:: DIRECTIONS FOR THIS TASK ::
Print the complete set of entries exactly.

:: AVAILABLE DATA ::

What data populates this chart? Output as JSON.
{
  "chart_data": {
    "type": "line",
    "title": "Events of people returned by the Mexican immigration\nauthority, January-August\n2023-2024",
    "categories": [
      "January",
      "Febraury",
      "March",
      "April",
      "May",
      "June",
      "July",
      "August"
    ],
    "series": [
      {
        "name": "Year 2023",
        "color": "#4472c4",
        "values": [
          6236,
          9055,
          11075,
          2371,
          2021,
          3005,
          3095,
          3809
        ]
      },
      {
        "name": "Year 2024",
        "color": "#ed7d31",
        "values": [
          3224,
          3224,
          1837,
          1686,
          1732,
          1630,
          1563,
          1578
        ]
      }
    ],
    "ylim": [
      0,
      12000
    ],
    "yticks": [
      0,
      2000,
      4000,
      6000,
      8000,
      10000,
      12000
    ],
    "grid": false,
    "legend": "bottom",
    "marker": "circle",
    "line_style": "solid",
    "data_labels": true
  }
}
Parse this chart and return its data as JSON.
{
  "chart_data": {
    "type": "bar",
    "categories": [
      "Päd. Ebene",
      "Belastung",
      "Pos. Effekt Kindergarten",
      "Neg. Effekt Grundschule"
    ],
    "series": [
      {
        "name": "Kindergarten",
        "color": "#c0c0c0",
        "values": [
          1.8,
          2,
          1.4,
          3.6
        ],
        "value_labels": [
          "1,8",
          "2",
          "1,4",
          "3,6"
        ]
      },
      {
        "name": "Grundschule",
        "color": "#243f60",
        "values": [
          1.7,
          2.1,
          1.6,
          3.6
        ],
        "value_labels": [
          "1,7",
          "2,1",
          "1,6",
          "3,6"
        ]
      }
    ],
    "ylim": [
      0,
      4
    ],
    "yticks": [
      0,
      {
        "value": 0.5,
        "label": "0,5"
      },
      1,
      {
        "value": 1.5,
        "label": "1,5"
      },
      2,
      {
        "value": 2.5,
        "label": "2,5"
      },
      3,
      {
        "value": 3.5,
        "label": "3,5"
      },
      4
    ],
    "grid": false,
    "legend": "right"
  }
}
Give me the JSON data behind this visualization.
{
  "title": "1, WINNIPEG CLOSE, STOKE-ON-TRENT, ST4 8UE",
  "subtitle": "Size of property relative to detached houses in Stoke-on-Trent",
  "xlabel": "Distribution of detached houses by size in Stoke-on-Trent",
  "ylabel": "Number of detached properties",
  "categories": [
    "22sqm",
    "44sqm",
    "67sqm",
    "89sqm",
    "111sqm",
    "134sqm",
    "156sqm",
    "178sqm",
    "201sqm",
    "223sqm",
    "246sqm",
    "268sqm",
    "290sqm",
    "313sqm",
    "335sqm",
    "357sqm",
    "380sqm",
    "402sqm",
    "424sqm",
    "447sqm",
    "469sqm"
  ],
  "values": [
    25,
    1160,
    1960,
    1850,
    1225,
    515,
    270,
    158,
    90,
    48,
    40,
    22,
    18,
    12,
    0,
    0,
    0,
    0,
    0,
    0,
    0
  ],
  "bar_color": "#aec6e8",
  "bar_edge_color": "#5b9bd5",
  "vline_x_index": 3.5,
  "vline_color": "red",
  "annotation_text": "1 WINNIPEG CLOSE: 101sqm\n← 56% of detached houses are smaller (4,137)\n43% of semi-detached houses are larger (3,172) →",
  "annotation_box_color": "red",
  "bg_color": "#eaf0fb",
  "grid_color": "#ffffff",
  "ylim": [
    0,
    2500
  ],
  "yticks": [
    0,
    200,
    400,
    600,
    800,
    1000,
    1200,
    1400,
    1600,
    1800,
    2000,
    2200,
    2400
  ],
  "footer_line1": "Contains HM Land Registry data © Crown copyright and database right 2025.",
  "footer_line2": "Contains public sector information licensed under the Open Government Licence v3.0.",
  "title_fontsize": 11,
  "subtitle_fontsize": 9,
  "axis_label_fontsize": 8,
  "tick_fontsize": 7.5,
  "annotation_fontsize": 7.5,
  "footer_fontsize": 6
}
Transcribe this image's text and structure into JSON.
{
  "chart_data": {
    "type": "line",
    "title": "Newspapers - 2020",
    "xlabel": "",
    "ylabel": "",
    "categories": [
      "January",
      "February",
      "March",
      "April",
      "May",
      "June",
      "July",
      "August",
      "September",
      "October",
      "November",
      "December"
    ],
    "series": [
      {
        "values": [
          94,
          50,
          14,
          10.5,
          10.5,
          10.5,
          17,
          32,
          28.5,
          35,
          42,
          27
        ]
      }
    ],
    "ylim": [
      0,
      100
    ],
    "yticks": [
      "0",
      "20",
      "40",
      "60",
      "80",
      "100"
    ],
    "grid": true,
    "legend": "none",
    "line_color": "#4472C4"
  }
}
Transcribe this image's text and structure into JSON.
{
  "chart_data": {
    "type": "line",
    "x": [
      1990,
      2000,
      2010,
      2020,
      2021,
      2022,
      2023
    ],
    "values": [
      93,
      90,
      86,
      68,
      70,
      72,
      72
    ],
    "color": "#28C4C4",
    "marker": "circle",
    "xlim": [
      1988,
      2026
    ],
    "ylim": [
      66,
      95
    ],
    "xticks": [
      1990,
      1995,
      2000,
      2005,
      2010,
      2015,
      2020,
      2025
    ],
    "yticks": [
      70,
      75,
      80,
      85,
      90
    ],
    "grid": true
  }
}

:: COMPLETE OUTPUT ::
What data populates this chart? Output as JSON.
{
  "chart_data": {
    "type": "line",
    "title": "Events of people returned by the Mexican immigration\nauthority, January-August\n2023-2024",
    "categories": [
      "January",
      "Febraury",
      "March",
      "April",
      "May",
      "June",
      "July",
      "August"
    ],
    "series": [
      {
        "name": "Year 2023",
        "color": "#4472c4",
        "values": [
          6236,
          9055,
          11075,
          2371,
          2021,
          3005,
          3095,
          3809
        ]
      },
      {
        "name": "Year 2024",
        "color": "#ed7d31",
        "values": [
          3224,
          3224,
          1837,
          1686,
          1732,
          1630,
          1563,
          1578
        ]
      }
    ],
    "ylim": [
      0,
      12000
    ],
    "yticks": [
      0,
      2000,
      4000,
      6000,
      8000,
      10000,
      12000
    ],
    "grid": false,
    "legend": "bottom",
    "marker": "circle",
    "line_style": "solid",
    "data_labels": true
  }
}
Parse this chart and return its data as JSON.
{
  "chart_data": {
    "type": "bar",
    "categories": [
      "Päd. Ebene",
      "Belastung",
      "Pos. Effekt Kindergarten",
      "Neg. Effekt Grundschule"
    ],
    "series": [
      {
        "name": "Kindergarten",
        "color": "#c0c0c0",
        "values": [
          1.8,
          2,
          1.4,
          3.6
        ],
        "value_labels": [
          "1,8",
          "2",
          "1,4",
          "3,6"
        ]
      },
      {
        "name": "Grundschule",
        "color": "#243f60",
        "values": [
          1.7,
          2.1,
          1.6,
          3.6
        ],
        "value_labels": [
          "1,7",
          "2,1",
          "1,6",
          "3,6"
        ]
      }
    ],
    "ylim": [
      0,
      4
    ],
    "yticks": [
      0,
      {
        "value": 0.5,
        "label": "0,5"
      },
      1,
      {
        "value": 1.5,
        "label": "1,5"
      },
      2,
      {
        "value": 2.5,
        "label": "2,5"
      },
      3,
      {
        "value": 3.5,
        "label": "3,5"
      },
      4
    ],
    "grid": false,
    "legend": "right"
  }
}
Give me the JSON data behind this visualization.
{
  "title": "1, WINNIPEG CLOSE, STOKE-ON-TRENT, ST4 8UE",
  "subtitle": "Size of property relative to detached houses in Stoke-on-Trent",
  "xlabel": "Distribution of detached houses by size in Stoke-on-Trent",
  "ylabel": "Number of detached properties",
  "categories": [
    "22sqm",
    "44sqm",
    "67sqm",
    "89sqm",
    "111sqm",
    "134sqm",
    "156sqm",
    "178sqm",
    "201sqm",
    "223sqm",
    "246sqm",
    "268sqm",
    "290sqm",
    "313sqm",
    "335sqm",
    "357sqm",
    "380sqm",
    "402sqm",
    "424sqm",
    "447sqm",
    "469sqm"
  ],
  "values": [
    25,
    1160,
    1960,
    1850,
    1225,
    515,
    270,
    158,
    90,
    48,
    40,
    22,
    18,
    12,
    0,
    0,
    0,
    0,
    0,
    0,
    0
  ],
  "bar_color": "#aec6e8",
  "bar_edge_color": "#5b9bd5",
  "vline_x_index": 3.5,
  "vline_color": "red",
  "annotation_text": "1 WINNIPEG CLOSE: 101sqm\n← 56% of detached houses are smaller (4,137)\n43% of semi-detached houses are larger (3,172) →",
  "annotation_box_color": "red",
  "bg_color": "#eaf0fb",
  "grid_color": "#ffffff",
  "ylim": [
    0,
    2500
  ],
  "yticks": [
    0,
    200,
    400,
    600,
    800,
    1000,
    1200,
    1400,
    1600,
    1800,
    2000,
    2200,
    2400
  ],
  "footer_line1": "Contains HM Land Registry data © Crown copyright and database right 2025.",
  "footer_line2": "Contains public sector information licensed under the Open Government Licence v3.0.",
  "title_fontsize": 11,
  "subtitle_fontsize": 9,
  "axis_label_fontsize": 8,
  "tick_fontsize": 7.5,
  "annotation_fontsize": 7.5,
  "footer_fontsize": 6
}
Transcribe this image's text and structure into JSON.
{
  "chart_data": {
    "type": "line",
    "title": "Newspapers - 2020",
    "xlabel": "",
    "ylabel": "",
    "categories": [
      "January",
      "February",
      "March",
      "April",
      "May",
      "June",
      "July",
      "August",
      "September",
      "October",
      "November",
      "December"
    ],
    "series": [
      {
        "values": [
          94,
          50,
          14,
          10.5,
          10.5,
          10.5,
          17,
          32,
          28.5,
          35,
          42,
          27
        ]
      }
    ],
    "ylim": [
      0,
      100
    ],
    "yticks": [
      "0",
      "20",
      "40",
      "60",
      "80",
      "100"
    ],
    "grid": true,
    "legend": "none",
    "line_color": "#4472C4"
  }
}
Transcribe this image's text and structure into JSON.
{
  "chart_data": {
    "type": "line",
    "x": [
      1990,
      2000,
      2010,
      2020,
      2021,
      2022,
      2023
    ],
    "values": [
      93,
      90,
      86,
      68,
      70,
      72,
      72
    ],
    "color": "#28C4C4",
    "marker": "circle",
    "xlim": [
      1988,
      2026
    ],
    "ylim": [
      66,
      95
    ],
    "xticks": [
      1990,
      1995,
      2000,
      2005,
      2010,
      2015,
      2020,
      2025
    ],
    "yticks": [
      70,
      75,
      80,
      85,
      90
    ],
    "grid": true
  }
}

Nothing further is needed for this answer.